Exercise.
Each record must be reproduced exactly as it is shown.
'''
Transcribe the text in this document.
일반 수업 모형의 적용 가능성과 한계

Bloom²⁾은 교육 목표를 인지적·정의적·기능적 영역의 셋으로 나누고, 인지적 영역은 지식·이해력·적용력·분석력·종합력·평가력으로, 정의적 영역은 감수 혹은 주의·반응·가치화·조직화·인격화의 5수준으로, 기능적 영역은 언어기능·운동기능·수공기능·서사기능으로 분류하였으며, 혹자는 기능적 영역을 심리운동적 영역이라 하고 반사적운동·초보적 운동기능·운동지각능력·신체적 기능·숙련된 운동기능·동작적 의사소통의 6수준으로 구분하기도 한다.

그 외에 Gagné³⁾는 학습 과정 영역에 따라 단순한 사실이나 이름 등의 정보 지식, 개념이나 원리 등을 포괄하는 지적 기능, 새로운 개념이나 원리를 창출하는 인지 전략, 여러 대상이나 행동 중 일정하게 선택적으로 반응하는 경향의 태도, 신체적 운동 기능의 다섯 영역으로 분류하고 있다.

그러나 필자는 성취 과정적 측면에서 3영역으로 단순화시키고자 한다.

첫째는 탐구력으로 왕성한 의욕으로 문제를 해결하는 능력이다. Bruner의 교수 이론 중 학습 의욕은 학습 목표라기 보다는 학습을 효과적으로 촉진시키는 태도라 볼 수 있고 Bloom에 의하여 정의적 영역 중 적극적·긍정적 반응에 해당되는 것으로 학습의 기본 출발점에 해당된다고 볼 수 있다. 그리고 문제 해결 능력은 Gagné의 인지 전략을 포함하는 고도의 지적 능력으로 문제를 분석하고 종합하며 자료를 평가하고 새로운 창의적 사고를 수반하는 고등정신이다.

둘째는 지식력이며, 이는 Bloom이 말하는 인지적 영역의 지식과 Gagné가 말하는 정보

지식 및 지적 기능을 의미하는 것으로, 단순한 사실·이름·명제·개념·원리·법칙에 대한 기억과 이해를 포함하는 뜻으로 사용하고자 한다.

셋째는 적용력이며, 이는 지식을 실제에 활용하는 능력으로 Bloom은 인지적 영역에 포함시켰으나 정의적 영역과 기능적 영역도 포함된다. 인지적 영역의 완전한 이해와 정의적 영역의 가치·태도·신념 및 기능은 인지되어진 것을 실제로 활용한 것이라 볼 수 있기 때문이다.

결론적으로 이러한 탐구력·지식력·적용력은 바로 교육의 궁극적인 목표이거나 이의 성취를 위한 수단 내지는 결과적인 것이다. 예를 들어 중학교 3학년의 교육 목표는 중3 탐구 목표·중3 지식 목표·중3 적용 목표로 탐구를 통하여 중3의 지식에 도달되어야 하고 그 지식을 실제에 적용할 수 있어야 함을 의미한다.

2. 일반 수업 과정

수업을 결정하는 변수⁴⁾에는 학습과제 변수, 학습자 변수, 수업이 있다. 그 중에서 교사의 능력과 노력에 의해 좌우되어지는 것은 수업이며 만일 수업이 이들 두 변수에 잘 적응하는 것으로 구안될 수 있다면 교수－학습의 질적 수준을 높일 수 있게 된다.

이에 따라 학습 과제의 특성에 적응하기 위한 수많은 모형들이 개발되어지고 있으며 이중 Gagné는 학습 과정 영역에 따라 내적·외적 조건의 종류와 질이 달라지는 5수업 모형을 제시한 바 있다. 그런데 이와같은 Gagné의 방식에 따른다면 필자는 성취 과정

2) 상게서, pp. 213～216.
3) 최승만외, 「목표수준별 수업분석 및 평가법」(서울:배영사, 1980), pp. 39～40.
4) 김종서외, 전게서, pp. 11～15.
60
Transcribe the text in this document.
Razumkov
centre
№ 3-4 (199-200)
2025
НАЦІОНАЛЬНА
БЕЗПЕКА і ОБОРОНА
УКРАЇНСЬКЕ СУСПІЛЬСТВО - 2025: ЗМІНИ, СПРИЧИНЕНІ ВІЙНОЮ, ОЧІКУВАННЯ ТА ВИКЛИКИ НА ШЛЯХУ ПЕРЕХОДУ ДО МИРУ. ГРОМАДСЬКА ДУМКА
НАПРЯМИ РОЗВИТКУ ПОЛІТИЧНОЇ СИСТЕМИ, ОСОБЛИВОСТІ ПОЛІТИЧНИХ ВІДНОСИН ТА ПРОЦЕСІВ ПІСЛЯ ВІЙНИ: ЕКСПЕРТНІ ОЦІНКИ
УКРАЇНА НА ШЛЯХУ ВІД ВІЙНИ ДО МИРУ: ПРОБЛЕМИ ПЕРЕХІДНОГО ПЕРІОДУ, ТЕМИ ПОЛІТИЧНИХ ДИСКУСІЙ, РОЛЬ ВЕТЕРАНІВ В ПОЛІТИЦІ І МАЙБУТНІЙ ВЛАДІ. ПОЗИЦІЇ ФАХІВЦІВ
'''
Solution for this task.
Transcribe the text in this document.
일반 수업 모형의 적용 가능성과 한계

Bloom²⁾은 교육 목표를 인지적·정의적·기능적 영역의 셋으로 나누고, 인지적 영역은 지식·이해력·적용력·분석력·종합력·평가력으로, 정의적 영역은 감수 혹은 주의·반응·가치화·조직화·인격화의 5수준으로, 기능적 영역은 언어기능·운동기능·수공기능·서사기능으로 분류하였으며, 혹자는 기능적 영역을 심리운동적 영역이라 하고 반사적운동·초보적 운동기능·운동지각능력·신체적 기능·숙련된 운동기능·동작적 의사소통의 6수준으로 구분하기도 한다.

그 외에 Gagné³⁾는 학습 과정 영역에 따라 단순한 사실이나 이름 등의 정보 지식, 개념이나 원리 등을 포괄하는 지적 기능, 새로운 개념이나 원리를 창출하는 인지 전략, 여러 대상이나 행동 중 일정하게 선택적으로 반응하는 경향의 태도, 신체적 운동 기능의 다섯 영역으로 분류하고 있다.

그러나 필자는 성취 과정적 측면에서 3영역으로 단순화시키고자 한다.

첫째는 탐구력으로 왕성한 의욕으로 문제를 해결하는 능력이다. Bruner의 교수 이론 중 학습 의욕은 학습 목표라기 보다는 학습을 효과적으로 촉진시키는 태도라 볼 수 있고 Bloom에 의하여 정의적 영역 중 적극적·긍정적 반응에 해당되는 것으로 학습의 기본 출발점에 해당된다고 볼 수 있다. 그리고 문제 해결 능력은 Gagné의 인지 전략을 포함하는 고도의 지적 능력으로 문제를 분석하고 종합하며 자료를 평가하고 새로운 창의적 사고를 수반하는 고등정신이다.

둘째는 지식력이며, 이는 Bloom이 말하는 인지적 영역의 지식과 Gagné가 말하는 정보

지식 및 지적 기능을 의미하는 것으로, 단순한 사실·이름·명제·개념·원리·법칙에 대한 기억과 이해를 포함하는 뜻으로 사용하고자 한다.

셋째는 적용력이며, 이는 지식을 실제에 활용하는 능력으로 Bloom은 인지적 영역에 포함시켰으나 정의적 영역과 기능적 영역도 포함된다. 인지적 영역의 완전한 이해와 정의적 영역의 가치·태도·신념 및 기능은 인지되어진 것을 실제로 활용한 것이라 볼 수 있기 때문이다.

결론적으로 이러한 탐구력·지식력·적용력은 바로 교육의 궁극적인 목표이거나 이의 성취를 위한 수단 내지는 결과적인 것이다. 예를 들어 중학교 3학년의 교육 목표는 중3 탐구 목표·중3 지식 목표·중3 적용 목표로 탐구를 통하여 중3의 지식에 도달되어야 하고 그 지식을 실제에 적용할 수 있어야 함을 의미한다.

2. 일반 수업 과정

수업을 결정하는 변수⁴⁾에는 학습과제 변수, 학습자 변수, 수업이 있다. 그 중에서 교사의 능력과 노력에 의해 좌우되어지는 것은 수업이며 만일 수업이 이들 두 변수에 잘 적응하는 것으로 구안될 수 있다면 교수－학습의 질적 수준을 높일 수 있게 된다.

이에 따라 학습 과제의 특성에 적응하기 위한 수많은 모형들이 개발되어지고 있으며 이중 Gagné는 학습 과정 영역에 따라 내적·외적 조건의 종류와 질이 달라지는 5수업 모형을 제시한 바 있다. 그런데 이와같은 Gagné의 방식에 따른다면 필자는 성취 과정

2) 상게서, pp. 213～216.
3) 최승만외, 「목표수준별 수업분석 및 평가법」(서울:배영사, 1980), pp. 39～40.
4) 김종서외, 전게서, pp. 11～15.
60
Transcribe the text in this document.
Razumkov
centre
№ 3-4 (199-200)
2025
НАЦІОНАЛЬНА
БЕЗПЕКА і ОБОРОНА
УКРАЇНСЬКЕ СУСПІЛЬСТВО - 2025: ЗМІНИ, СПРИЧИНЕНІ ВІЙНОЮ, ОЧІКУВАННЯ ТА ВИКЛИКИ НА ШЛЯХУ ПЕРЕХОДУ ДО МИРУ. ГРОМАДСЬКА ДУМКА
НАПРЯМИ РОЗВИТКУ ПОЛІТИЧНОЇ СИСТЕМИ, ОСОБЛИВОСТІ ПОЛІТИЧНИХ ВІДНОСИН ТА ПРОЦЕСІВ ПІСЛЯ ВІЙНИ: ЕКСПЕРТНІ ОЦІНКИ
УКРАЇНА НА ШЛЯХУ ВІД ВІЙНИ ДО МИРУ: ПРОБЛЕМИ ПЕРЕХІДНОГО ПЕРІОДУ, ТЕМИ ПОЛІТИЧНИХ ДИСКУСІЙ, РОЛЬ ВЕТЕРАНІВ В ПОЛІТИЦІ І МАЙБУТНІЙ ВЛАДІ. ПОЗИЦІЇ ФАХІВЦІВ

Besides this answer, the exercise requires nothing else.